▶ [What to produce]: Repeat the listing in full. Nothing may be added or left out.

▶ [Excerpted records]:
<<<<
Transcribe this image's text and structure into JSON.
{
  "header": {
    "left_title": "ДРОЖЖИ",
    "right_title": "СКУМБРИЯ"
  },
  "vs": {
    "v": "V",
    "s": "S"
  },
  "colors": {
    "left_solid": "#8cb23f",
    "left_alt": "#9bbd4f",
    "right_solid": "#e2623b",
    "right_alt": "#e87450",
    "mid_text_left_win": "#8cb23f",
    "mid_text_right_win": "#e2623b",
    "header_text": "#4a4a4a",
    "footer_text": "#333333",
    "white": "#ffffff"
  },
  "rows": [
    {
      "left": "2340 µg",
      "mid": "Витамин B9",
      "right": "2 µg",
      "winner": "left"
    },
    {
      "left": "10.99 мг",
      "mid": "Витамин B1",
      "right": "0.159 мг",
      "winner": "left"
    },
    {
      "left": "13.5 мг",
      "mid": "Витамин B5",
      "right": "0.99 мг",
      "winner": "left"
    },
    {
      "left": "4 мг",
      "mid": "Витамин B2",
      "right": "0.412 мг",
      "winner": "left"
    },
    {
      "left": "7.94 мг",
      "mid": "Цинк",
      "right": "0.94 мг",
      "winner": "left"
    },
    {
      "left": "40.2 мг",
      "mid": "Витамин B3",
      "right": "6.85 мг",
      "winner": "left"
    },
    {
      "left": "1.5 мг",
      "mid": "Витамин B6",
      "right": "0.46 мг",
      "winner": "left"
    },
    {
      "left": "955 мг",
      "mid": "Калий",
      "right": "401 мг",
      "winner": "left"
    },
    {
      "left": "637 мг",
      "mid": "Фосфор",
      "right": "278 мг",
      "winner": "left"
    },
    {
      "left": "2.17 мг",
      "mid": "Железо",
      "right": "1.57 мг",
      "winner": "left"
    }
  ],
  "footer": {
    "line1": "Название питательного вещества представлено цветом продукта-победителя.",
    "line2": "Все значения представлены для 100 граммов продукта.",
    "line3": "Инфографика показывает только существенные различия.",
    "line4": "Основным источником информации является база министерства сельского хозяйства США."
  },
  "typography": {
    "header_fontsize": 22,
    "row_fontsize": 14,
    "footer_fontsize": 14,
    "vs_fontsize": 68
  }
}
>>>>
▶ [The completed task]:
Transcribe this image's text and structure into JSON.
{
  "header": {
    "left_title": "ДРОЖЖИ",
    "right_title": "СКУМБРИЯ"
  },
  "vs": {
    "v": "V",
    "s": "S"
  },
  "colors": {
    "left_solid": "#8cb23f",
    "left_alt": "#9bbd4f",
    "right_solid": "#e2623b",
    "right_alt": "#e87450",
    "mid_text_left_win": "#8cb23f",
    "mid_text_right_win": "#e2623b",
    "header_text": "#4a4a4a",
    "footer_text": "#333333",
    "white": "#ffffff"
  },
  "rows": [
    {
      "left": "2340 µg",
      "mid": "Витамин B9",
      "right": "2 µg",
      "winner": "left"
    },
    {
      "left": "10.99 мг",
      "mid": "Витамин B1",
      "right": "0.159 мг",
      "winner": "left"
    },
    {
      "left": "13.5 мг",
      "mid": "Витамин B5",
      "right": "0.99 мг",
      "winner": "left"
    },
    {
      "left": "4 мг",
      "mid": "Витамин B2",
      "right": "0.412 мг",
      "winner": "left"
    },
    {
      "left": "7.94 мг",
      "mid": "Цинк",
      "right": "0.94 мг",
      "winner": "left"
    },
    {
      "left": "40.2 мг",
      "mid": "Витамин B3",
      "right": "6.85 мг",
      "winner": "left"
    },
    {
      "left": "1.5 мг",
      "mid": "Витамин B6",
      "right": "0.46 мг",
      "winner": "left"
    },
    {
      "left": "955 мг",
      "mid": "Калий",
      "right": "401 мг",
      "winner": "left"
    },
    {
      "left": "637 мг",
      "mid": "Фосфор",
      "right": "278 мг",
      "winner": "left"
    },
    {
      "left": "2.17 мг",
      "mid": "Железо",
      "right": "1.57 мг",
      "winner": "left"
    }
  ],
  "footer": {
    "line1": "Название питательного вещества представлено цветом продукта-победителя.",
    "line2": "Все значения представлены для 100 граммов продукта.",
    "line3": "Инфографика показывает только существенные различия.",
    "line4": "Основным источником информации является база министерства сельского хозяйства США."
  },
  "typography": {
    "header_fontsize": 22,
    "row_fontsize": 14,
    "footer_fontsize": 14,
    "vs_fontsize": 68
  }
}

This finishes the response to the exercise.